◆ **Written problem**: What is needed here is an exact copy of every entry.

◆ **Dataset entries**:
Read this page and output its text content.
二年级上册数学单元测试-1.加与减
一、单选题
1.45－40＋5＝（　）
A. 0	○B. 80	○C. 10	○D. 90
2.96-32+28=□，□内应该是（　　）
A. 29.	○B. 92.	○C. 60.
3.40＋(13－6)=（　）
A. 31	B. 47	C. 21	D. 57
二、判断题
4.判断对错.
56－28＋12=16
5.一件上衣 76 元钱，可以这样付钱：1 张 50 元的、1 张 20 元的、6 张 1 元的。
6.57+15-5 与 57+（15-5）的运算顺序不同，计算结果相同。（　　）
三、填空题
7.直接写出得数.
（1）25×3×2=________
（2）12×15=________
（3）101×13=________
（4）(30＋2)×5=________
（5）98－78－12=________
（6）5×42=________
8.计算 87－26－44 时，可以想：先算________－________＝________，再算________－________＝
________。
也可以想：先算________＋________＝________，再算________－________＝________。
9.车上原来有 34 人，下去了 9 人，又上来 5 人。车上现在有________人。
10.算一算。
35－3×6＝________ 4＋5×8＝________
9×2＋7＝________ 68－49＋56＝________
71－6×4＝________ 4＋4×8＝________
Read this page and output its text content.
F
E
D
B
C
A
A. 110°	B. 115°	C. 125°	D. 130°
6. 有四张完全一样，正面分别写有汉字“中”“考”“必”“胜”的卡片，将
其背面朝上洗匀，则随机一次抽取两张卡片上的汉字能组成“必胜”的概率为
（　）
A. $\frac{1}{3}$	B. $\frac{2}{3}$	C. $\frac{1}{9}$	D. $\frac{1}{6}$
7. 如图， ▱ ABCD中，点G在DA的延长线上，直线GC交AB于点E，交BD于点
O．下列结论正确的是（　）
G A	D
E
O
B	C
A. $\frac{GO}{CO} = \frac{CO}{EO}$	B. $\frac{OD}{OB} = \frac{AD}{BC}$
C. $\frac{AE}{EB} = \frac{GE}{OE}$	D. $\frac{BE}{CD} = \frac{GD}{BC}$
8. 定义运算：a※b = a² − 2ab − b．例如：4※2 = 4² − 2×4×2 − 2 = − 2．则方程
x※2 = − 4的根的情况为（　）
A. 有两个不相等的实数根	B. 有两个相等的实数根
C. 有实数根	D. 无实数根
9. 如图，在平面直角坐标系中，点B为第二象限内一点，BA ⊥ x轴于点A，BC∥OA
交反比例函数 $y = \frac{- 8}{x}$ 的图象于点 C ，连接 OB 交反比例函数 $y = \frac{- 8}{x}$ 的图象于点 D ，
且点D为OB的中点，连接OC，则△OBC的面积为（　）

◆ **Response to this task**:
Read this page and output its text content.
二年级上册数学单元测试-1.加与减
一、单选题
1.45－40＋5＝（　）
A. 0	○B. 80	○C. 10	○D. 90
2.96-32+28=□，□内应该是（　　）
A. 29.	○B. 92.	○C. 60.
3.40＋(13－6)=（　）
A. 31	B. 47	C. 21	D. 57
二、判断题
4.判断对错.
56－28＋12=16
5.一件上衣 76 元钱，可以这样付钱：1 张 50 元的、1 张 20 元的、6 张 1 元的。
6.57+15-5 与 57+（15-5）的运算顺序不同，计算结果相同。（　　）
三、填空题
7.直接写出得数.
（1）25×3×2=________
（2）12×15=________
（3）101×13=________
（4）(30＋2)×5=________
（5）98－78－12=________
（6）5×42=________
8.计算 87－26－44 时，可以想：先算________－________＝________，再算________－________＝
________。
也可以想：先算________＋________＝________，再算________－________＝________。
9.车上原来有 34 人，下去了 9 人，又上来 5 人。车上现在有________人。
10.算一算。
35－3×6＝________ 4＋5×8＝________
9×2＋7＝________ 68－49＋56＝________
71－6×4＝________ 4＋4×8＝________
Read this page and output its text content.
F
E
D
B
C
A
A. 110°	B. 115°	C. 125°	D. 130°
6. 有四张完全一样，正面分别写有汉字“中”“考”“必”“胜”的卡片，将
其背面朝上洗匀，则随机一次抽取两张卡片上的汉字能组成“必胜”的概率为
（　）
A. $\frac{1}{3}$	B. $\frac{2}{3}$	C. $\frac{1}{9}$	D. $\frac{1}{6}$
7. 如图， ▱ ABCD中，点G在DA的延长线上，直线GC交AB于点E，交BD于点
O．下列结论正确的是（　）
G A	D
E
O
B	C
A. $\frac{GO}{CO} = \frac{CO}{EO}$	B. $\frac{OD}{OB} = \frac{AD}{BC}$
C. $\frac{AE}{EB} = \frac{GE}{OE}$	D. $\frac{BE}{CD} = \frac{GD}{BC}$
8. 定义运算：a※b = a² − 2ab − b．例如：4※2 = 4² − 2×4×2 − 2 = − 2．则方程
x※2 = − 4的根的情况为（　）
A. 有两个不相等的实数根	B. 有两个相等的实数根
C. 有实数根	D. 无实数根
9. 如图，在平面直角坐标系中，点B为第二象限内一点，BA ⊥ x轴于点A，BC∥OA
交反比例函数 $y = \frac{- 8}{x}$ 的图象于点 C ，连接 OB 交反比例函数 $y = \frac{- 8}{x}$ 的图象于点 D ，
且点D为OB的中点，连接OC，则△OBC的面积为（　）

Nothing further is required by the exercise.